## WHAT YOU NEED TO DO
Extract each line where the string "амбулаторных" shows up.

+--

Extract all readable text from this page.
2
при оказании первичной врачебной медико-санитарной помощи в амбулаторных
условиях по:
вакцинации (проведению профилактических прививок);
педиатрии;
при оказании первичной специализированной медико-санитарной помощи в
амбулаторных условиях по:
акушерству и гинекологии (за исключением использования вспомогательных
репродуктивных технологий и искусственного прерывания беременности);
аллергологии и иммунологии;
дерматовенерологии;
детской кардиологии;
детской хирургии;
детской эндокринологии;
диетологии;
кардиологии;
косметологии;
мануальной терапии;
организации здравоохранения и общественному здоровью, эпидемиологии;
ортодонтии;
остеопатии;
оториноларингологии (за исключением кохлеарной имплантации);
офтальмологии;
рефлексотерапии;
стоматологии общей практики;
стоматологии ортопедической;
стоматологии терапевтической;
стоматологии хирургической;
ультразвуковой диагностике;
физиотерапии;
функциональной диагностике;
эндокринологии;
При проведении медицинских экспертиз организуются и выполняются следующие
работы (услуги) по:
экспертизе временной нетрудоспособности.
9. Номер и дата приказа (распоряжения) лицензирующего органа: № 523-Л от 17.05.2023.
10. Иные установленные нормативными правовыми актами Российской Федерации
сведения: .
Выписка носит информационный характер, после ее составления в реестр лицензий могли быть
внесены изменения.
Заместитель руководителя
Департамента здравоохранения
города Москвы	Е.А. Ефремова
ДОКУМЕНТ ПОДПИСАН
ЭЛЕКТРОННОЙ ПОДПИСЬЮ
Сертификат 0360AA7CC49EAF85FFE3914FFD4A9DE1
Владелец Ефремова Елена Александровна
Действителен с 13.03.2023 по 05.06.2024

+--

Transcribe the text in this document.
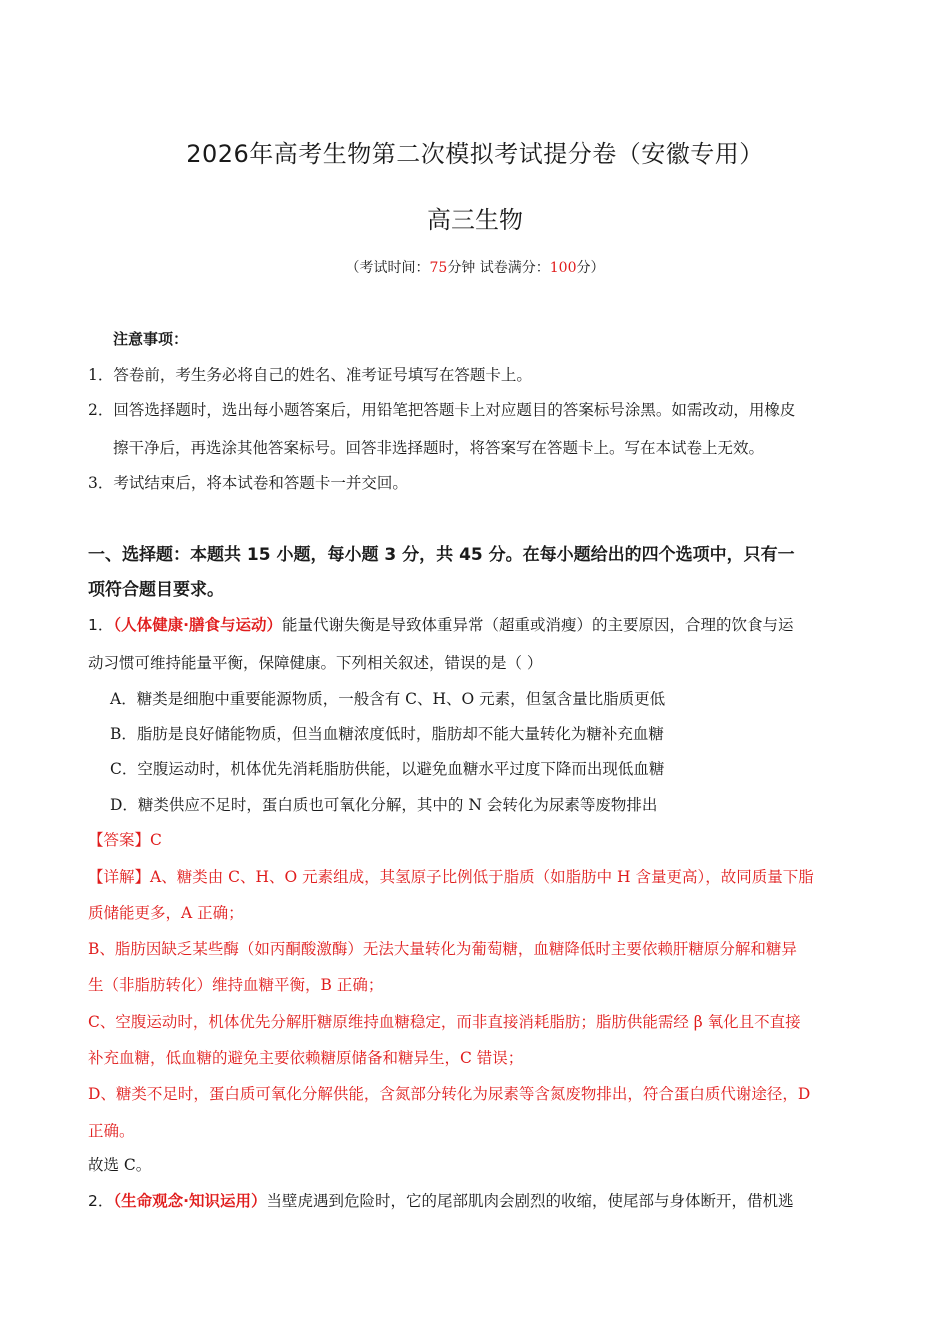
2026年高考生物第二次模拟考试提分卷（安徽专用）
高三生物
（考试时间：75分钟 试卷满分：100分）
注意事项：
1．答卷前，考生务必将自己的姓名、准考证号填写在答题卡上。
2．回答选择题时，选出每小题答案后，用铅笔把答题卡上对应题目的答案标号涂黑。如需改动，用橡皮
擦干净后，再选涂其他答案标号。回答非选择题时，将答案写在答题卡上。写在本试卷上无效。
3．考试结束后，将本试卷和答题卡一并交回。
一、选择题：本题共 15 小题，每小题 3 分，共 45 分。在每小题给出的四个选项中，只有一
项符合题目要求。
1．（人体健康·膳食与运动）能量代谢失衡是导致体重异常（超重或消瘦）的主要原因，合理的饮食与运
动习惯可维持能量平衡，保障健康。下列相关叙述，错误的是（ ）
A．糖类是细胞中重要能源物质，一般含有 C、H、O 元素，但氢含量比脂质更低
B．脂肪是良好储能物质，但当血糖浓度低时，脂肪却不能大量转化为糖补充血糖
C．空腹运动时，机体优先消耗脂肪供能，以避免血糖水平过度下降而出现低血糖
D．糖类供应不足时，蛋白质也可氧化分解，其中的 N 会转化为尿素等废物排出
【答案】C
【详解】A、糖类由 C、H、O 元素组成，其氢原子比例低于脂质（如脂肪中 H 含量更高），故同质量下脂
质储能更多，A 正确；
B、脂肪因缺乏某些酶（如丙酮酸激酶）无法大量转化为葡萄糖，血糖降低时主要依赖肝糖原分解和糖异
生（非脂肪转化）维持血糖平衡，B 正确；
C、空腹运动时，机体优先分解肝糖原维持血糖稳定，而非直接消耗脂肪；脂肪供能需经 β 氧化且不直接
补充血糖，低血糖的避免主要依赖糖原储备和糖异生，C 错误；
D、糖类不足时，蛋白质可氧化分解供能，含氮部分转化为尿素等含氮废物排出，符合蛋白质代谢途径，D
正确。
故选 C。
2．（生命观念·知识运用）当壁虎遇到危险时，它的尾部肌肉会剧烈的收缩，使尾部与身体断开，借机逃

+--

## SOLUTION
при оказании первичной врачебной медико-санитарной помощи в амбулаторных
амбулаторных условиях по:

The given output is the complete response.